### GIVEN PROBLEM
Which lines include the word "area"? Copy each of them.

### EXCERPTED RECORDS

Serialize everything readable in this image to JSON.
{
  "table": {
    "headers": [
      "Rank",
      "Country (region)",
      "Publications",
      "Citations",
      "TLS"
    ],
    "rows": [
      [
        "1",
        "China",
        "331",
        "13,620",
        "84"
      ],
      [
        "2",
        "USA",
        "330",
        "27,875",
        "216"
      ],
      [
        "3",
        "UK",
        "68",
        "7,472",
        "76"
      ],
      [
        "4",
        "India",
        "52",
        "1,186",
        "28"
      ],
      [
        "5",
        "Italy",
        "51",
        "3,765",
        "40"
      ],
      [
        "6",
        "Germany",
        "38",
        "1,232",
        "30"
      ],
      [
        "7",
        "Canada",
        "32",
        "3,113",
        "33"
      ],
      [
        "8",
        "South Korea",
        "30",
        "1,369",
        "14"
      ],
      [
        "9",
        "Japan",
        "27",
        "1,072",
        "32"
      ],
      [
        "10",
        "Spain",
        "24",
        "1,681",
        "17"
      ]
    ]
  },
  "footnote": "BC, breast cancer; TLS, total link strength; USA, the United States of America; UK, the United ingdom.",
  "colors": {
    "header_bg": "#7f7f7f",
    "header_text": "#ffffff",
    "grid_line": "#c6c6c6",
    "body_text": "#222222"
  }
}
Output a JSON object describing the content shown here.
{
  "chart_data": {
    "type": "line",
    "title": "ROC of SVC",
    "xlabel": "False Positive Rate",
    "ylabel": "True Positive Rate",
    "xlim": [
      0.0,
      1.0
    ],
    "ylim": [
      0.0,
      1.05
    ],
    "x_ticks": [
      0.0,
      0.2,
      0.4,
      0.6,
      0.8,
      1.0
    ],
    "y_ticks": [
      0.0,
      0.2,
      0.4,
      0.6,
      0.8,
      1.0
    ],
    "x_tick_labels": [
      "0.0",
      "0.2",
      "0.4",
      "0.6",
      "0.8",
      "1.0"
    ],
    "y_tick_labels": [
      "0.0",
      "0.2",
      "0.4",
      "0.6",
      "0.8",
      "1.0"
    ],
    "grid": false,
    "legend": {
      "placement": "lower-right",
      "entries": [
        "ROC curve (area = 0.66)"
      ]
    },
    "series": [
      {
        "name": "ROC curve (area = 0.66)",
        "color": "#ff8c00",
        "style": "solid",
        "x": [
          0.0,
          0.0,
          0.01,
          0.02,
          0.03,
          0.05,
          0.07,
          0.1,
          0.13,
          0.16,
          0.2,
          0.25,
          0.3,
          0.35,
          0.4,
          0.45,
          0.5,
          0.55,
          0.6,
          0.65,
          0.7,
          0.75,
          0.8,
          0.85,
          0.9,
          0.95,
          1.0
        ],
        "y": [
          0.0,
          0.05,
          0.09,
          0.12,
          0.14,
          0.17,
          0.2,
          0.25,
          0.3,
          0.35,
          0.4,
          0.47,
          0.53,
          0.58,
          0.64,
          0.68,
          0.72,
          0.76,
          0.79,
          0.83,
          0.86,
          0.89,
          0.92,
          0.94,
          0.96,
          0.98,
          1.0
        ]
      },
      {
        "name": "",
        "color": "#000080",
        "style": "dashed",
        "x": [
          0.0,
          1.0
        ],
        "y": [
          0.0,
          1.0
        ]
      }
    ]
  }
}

### EXERCISE OUTPUT
        "ROC curve (area = 0.66)"
        "name": "ROC curve (area = 0.66)",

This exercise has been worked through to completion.